* Work to complete *
Reproduce the passage on UFO skeptics word for word, starting at "CDA is, like" and ending at "happened near Roswell.".

* Given text *
---+---
Lance Moody is no so much a staunch skeptic as a guy who hates stupidity, illogical and/or ignorant conclusions and hypotheses by UFO buffs. (David Rudiak really irks Lance.)

CDA is, like me, I think – we’re about the same age – a fellow who was thrilled and excited in his youth by flying saucer reports and UFOs, believing them to be the vanguard of an extraterrestrial visitation. But as time went on and CDA matured, he saw no proof of extraterrestrial saucers and the elusive UFO phenomenon merely deepened as an odd mystery. Roswell became an obsession but the goofy research by such UFO dignitaries as Stan Friedman, Kevin Randel (yes), and others offput CDA and he finds the whole Roswell affair to be a bête noire of ineptitude, with the idea that science wouldn’t have kept an alien crash quiet for almost 70 years if one actually happened near Roswell.

Gilles Fernandez, a cognitive psychologist, is squeamish about anything in “ufology:” that smacks of extraterrestrialism. He’s the only skeptic with a serious effort and internet site that addresses, academically mostly, the hodge podge of UFO reports over the years that are flush with errors and errant conclusions. (He gets testy when someone inserts a definitive statement that, on the face of it, is just plain full of merde.)

Zoam Chomsky is anti-UFO all the way: UFOs do not exist, reports are bogus from the get-go and people who believe in UFOs are an ignorant lot who have made UFOs into their “religion.”

Then we have PurrlGurrl [PG] who, like me, has had a UFO sighting/experience. She isn’t anti-UFO but she is anti-Ufology, finding the whole field of UFO study to be replete with charlatans and phonies. (While Gilles finds ufology to be a joke, PG finds it to be a vast wasteland of bullshit.)
---+---
* Supplied material *
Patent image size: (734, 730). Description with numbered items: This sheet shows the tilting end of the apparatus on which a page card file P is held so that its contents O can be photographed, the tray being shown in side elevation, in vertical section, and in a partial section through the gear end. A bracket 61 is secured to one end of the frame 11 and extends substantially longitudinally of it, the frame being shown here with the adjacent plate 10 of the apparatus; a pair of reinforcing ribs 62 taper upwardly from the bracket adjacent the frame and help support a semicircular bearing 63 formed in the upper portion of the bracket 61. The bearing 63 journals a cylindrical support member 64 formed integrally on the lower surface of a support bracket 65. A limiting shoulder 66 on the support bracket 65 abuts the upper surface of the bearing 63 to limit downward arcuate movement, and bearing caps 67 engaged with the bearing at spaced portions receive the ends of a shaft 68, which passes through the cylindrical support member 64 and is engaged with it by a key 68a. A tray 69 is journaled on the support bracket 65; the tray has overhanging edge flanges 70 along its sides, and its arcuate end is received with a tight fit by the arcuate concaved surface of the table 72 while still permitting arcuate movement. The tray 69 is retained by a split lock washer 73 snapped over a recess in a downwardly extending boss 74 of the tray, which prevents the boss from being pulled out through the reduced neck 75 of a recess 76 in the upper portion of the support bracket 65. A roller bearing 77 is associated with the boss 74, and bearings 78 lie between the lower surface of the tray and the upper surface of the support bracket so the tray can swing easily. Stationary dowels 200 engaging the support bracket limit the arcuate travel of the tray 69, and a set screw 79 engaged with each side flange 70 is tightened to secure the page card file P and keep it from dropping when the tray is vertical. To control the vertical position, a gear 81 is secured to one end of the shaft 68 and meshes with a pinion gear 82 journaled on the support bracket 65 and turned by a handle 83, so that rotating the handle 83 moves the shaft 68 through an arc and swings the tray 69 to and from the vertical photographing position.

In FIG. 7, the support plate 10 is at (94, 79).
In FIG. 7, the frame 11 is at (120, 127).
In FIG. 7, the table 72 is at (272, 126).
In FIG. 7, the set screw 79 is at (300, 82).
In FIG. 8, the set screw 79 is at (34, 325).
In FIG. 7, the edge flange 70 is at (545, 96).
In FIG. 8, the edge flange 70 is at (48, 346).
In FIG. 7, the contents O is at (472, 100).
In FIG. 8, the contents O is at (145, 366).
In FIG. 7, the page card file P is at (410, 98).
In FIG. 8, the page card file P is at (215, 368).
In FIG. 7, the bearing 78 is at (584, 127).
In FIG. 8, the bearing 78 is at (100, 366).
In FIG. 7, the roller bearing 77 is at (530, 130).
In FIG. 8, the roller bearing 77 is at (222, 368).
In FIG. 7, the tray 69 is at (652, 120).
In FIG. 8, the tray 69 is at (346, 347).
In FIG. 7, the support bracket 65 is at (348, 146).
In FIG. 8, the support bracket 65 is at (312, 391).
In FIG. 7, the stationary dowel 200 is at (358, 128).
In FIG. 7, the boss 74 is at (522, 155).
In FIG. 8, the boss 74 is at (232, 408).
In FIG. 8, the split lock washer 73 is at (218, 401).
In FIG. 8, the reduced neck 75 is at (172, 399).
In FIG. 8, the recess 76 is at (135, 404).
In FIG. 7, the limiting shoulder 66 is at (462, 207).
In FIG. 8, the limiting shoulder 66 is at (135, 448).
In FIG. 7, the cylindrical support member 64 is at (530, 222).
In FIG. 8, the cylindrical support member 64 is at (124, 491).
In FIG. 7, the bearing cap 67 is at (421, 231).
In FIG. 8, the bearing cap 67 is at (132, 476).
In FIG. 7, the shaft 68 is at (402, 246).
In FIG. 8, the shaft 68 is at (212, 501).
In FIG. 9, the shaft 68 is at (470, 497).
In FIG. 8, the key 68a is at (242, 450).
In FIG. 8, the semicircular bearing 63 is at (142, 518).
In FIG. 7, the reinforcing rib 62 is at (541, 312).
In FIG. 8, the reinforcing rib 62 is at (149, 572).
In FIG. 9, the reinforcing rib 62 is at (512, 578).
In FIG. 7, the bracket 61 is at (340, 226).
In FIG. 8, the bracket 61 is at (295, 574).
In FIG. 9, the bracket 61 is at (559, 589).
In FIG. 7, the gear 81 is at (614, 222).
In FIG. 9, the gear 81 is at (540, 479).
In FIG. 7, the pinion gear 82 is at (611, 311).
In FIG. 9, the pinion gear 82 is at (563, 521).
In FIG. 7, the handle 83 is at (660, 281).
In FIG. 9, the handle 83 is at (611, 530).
---+---
* Written response *
CDA is, like me, I think – we’re about the same age – a fellow who was thrilled and excited in his youth by flying saucer reports and UFOs, believing them to be the vanguard of an extraterrestrial visitation. But as time went on and CDA matured, he saw no proof of extraterrestrial saucers and the elusive UFO phenomenon merely deepened as an odd mystery. Roswell became an obsession but the goofy research by such UFO dignitaries as Stan Friedman, Kevin Randel (yes), and others offput CDA and he finds the whole Roswell affair to be a bête noire of ineptitude, with the idea that science wouldn’t have kept an alien crash quiet for almost 70 years if one actually happened near Roswell.